BRIEF: Only lines holding the word "Karjalan" should be copied from the material.

RECORDS FOR THIS EXERCISE:
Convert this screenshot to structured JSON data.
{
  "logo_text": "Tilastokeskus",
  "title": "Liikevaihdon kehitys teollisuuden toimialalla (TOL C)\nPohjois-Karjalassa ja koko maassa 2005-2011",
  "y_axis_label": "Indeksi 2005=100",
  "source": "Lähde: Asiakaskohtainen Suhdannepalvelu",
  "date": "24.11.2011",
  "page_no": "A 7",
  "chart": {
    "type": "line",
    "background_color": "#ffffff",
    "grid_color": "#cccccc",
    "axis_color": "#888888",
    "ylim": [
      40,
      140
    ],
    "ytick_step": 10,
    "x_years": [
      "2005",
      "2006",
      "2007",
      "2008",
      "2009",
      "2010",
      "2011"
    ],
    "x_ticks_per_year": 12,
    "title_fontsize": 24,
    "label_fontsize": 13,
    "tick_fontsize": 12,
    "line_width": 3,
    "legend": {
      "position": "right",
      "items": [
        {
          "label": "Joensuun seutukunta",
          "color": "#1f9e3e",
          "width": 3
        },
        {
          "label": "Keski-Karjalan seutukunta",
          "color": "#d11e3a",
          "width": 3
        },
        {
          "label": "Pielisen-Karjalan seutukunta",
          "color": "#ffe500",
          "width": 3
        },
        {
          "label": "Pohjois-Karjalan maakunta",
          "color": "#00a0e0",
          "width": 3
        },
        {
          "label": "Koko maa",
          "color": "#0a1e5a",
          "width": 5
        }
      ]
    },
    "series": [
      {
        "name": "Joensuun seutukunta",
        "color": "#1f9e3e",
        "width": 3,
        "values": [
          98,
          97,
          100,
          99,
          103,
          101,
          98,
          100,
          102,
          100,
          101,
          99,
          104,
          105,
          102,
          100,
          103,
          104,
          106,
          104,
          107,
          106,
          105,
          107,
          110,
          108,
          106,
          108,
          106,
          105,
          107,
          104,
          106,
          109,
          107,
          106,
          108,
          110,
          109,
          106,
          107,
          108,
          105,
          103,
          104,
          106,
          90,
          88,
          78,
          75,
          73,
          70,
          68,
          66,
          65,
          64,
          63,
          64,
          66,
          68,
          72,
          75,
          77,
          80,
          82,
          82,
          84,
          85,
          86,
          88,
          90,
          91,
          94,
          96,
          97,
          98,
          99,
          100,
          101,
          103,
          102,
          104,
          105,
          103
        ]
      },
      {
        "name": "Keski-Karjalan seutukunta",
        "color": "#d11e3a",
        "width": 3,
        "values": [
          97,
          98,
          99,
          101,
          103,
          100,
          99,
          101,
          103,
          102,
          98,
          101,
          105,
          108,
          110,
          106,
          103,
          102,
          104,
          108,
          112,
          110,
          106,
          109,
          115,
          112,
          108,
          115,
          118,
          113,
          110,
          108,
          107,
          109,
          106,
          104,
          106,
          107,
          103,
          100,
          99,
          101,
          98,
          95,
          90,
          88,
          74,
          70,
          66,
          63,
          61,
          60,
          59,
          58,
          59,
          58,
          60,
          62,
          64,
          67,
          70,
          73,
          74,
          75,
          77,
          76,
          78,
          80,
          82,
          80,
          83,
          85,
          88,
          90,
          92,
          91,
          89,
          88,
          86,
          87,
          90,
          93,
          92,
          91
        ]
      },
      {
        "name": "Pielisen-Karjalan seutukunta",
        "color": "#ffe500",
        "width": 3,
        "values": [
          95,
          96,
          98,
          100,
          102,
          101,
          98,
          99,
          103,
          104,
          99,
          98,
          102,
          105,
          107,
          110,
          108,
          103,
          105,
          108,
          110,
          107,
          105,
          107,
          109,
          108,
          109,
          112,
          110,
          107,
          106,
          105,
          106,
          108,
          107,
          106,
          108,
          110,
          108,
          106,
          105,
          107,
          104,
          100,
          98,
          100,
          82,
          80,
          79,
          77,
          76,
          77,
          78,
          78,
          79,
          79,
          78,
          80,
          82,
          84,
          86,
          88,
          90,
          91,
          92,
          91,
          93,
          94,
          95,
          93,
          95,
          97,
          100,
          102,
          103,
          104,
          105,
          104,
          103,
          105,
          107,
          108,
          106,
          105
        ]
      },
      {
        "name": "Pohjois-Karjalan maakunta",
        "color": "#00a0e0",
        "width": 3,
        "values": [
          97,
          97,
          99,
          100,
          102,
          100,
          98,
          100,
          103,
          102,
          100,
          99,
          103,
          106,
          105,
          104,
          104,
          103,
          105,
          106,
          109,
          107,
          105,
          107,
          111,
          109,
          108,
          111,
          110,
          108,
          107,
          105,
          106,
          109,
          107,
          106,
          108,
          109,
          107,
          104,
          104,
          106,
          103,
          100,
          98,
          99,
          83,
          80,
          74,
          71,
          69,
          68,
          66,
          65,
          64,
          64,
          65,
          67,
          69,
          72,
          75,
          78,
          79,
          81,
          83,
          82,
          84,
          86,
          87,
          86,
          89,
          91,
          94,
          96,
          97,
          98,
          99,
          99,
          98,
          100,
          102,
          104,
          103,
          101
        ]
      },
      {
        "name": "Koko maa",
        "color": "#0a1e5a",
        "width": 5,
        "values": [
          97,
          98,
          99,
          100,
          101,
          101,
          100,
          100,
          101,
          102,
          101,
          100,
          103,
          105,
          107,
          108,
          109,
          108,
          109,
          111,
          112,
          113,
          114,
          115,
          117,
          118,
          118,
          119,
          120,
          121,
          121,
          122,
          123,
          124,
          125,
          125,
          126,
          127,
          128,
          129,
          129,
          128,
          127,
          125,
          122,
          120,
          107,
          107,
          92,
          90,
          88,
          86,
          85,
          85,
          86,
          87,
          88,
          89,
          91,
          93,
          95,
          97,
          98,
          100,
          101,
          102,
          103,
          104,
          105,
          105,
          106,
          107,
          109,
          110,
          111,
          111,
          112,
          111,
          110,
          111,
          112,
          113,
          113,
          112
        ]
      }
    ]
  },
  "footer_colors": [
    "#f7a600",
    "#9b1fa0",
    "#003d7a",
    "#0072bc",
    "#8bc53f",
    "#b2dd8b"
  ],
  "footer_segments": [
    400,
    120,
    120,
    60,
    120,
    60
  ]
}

REPLY TO THE EXERCISE:
          "label": "Keski-Karjalan seutukunta",
          "label": "Pielisen-Karjalan seutukunta",
          "label": "Pohjois-Karjalan maakunta",
        "name": "Keski-Karjalan seutukunta",
        "name": "Pielisen-Karjalan seutukunta",
        "name": "Pohjois-Karjalan maakunta",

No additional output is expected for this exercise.